_Task brief_
Pull out every line with the word "dengan" from the entries below.
— Begin Extracted information —
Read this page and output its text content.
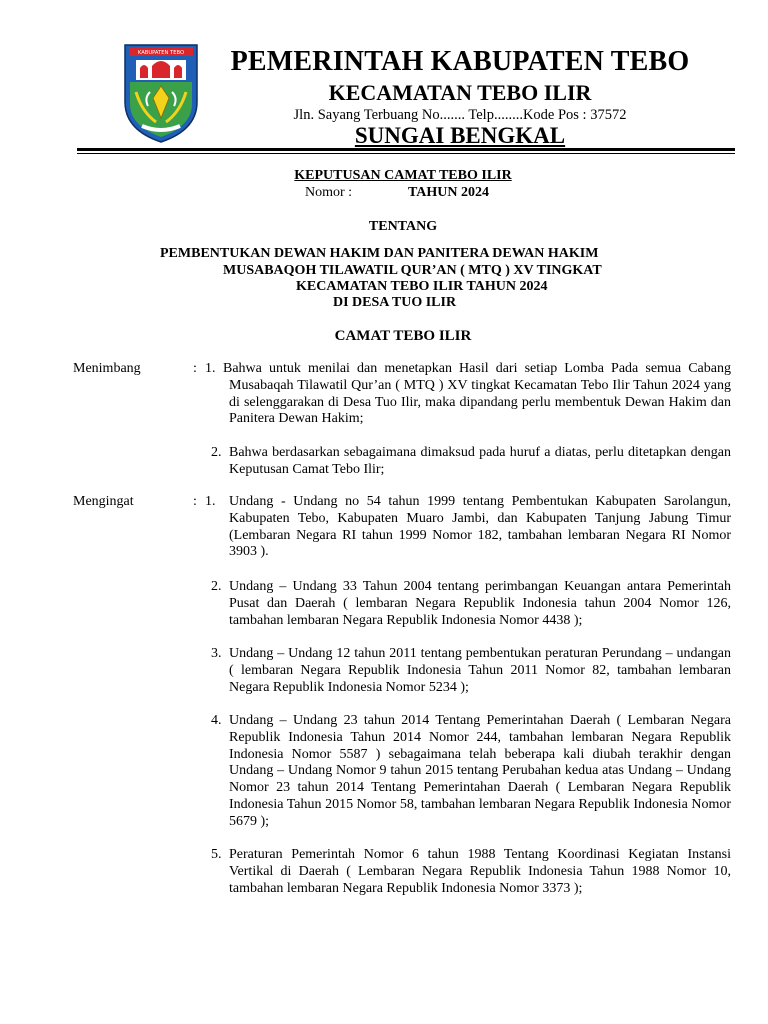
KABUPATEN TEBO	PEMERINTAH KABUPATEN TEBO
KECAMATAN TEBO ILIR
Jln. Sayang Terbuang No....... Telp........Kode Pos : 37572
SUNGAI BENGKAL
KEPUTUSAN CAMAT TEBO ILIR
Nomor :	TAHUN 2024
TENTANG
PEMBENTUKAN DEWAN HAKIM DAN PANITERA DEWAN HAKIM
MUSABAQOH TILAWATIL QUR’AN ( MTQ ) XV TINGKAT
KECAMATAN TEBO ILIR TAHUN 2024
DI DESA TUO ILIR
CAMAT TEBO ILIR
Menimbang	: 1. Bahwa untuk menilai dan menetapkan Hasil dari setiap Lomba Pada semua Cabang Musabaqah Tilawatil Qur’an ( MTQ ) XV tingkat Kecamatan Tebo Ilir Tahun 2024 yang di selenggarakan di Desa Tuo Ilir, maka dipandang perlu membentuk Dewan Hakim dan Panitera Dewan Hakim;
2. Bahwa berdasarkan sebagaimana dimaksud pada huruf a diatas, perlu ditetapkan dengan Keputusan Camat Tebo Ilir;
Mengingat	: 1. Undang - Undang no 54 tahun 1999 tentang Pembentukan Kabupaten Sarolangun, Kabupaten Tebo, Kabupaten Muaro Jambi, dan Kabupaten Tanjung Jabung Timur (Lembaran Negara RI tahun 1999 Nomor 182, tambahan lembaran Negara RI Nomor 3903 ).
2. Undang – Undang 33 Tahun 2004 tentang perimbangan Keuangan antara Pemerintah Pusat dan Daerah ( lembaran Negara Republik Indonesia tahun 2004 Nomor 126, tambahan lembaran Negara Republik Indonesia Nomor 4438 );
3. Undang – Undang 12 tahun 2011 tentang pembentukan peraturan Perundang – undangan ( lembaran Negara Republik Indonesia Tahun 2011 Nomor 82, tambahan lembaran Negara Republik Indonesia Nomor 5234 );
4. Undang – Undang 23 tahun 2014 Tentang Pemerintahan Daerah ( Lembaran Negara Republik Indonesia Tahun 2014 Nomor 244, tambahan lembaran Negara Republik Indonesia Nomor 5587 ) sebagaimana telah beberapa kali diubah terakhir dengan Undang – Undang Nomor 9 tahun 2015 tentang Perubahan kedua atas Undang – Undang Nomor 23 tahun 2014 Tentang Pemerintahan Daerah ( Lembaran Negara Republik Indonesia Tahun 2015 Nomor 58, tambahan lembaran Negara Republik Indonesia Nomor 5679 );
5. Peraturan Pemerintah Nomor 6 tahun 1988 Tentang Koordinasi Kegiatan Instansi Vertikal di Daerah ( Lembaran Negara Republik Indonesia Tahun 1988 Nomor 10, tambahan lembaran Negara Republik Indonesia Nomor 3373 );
— End Extracted information —
— Begin Extracted information —
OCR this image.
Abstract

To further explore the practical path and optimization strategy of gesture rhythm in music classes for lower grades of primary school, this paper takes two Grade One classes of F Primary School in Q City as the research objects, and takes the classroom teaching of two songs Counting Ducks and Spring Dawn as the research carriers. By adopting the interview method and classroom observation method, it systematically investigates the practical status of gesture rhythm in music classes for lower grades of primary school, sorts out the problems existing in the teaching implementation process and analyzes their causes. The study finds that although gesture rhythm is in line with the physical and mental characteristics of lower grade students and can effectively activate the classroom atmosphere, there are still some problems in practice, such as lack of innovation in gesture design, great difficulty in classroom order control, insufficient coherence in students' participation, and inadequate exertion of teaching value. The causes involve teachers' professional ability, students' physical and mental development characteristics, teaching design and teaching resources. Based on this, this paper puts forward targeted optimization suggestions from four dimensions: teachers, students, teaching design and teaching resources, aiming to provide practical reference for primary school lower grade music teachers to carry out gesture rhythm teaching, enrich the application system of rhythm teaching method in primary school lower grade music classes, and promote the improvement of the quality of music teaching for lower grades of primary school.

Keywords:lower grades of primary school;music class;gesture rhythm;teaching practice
— End Extracted information —
_Solution for this problem_
2. Bahwa berdasarkan sebagaimana dimaksud pada huruf a diatas, perlu ditetapkan dengan Keputusan Camat Tebo Ilir;
4. Undang – Undang 23 tahun 2014 Tentang Pemerintahan Daerah ( Lembaran Negara Republik Indonesia Tahun 2014 Nomor 244, tambahan lembaran Negara Republik Indonesia Nomor 5587 ) sebagaimana telah beberapa kali diubah terakhir dengan Undang – Undang Nomor 9 tahun 2015 tentang Perubahan kedua atas Undang – Undang Nomor 23 tahun 2014 Tentang Pemerintahan Daerah ( Lembaran Negara Republik Indonesia Tahun 2015 Nomor 58, tambahan lembaran Negara Republik Indonesia Nomor 5679 );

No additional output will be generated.